-- BEGIN RECORDS SHOWN --

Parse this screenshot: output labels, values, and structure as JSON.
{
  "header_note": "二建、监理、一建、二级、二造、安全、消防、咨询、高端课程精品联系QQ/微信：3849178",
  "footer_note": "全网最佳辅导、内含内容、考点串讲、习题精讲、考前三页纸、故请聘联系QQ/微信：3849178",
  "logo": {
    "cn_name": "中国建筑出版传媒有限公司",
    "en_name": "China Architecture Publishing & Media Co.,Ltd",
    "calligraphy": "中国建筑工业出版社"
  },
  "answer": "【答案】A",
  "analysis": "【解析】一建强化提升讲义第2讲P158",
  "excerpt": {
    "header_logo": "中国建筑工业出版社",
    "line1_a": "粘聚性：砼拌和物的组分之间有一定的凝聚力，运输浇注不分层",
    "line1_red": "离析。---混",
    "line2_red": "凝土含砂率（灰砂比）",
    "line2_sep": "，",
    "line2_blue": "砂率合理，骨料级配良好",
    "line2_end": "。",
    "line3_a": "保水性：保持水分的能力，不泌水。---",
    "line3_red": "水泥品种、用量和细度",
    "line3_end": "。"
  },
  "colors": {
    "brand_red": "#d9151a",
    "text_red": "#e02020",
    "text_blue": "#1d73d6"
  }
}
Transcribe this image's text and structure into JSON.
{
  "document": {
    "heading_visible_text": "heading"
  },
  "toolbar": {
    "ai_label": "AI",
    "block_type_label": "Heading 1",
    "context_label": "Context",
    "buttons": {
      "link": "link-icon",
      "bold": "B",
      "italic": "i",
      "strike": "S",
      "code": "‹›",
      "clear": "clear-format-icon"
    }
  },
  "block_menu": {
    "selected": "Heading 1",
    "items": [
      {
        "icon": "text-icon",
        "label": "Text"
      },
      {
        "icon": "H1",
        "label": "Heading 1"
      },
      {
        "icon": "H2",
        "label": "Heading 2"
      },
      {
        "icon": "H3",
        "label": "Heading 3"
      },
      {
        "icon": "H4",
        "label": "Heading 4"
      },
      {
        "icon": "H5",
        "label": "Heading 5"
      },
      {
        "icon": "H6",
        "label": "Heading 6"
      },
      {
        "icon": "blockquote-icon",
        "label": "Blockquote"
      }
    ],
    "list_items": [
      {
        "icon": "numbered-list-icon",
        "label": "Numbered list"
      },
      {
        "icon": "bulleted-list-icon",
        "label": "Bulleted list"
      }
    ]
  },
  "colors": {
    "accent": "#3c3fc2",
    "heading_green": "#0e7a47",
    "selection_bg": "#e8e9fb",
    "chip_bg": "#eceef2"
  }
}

-- END RECORDS SHOWN --

AIM
Filter the entries above down to the lines containing the word "structure".

CORRECT RESPONSE
Parse this screenshot: output labels, values, and structure as JSON.
Transcribe this image's text and structure into JSON.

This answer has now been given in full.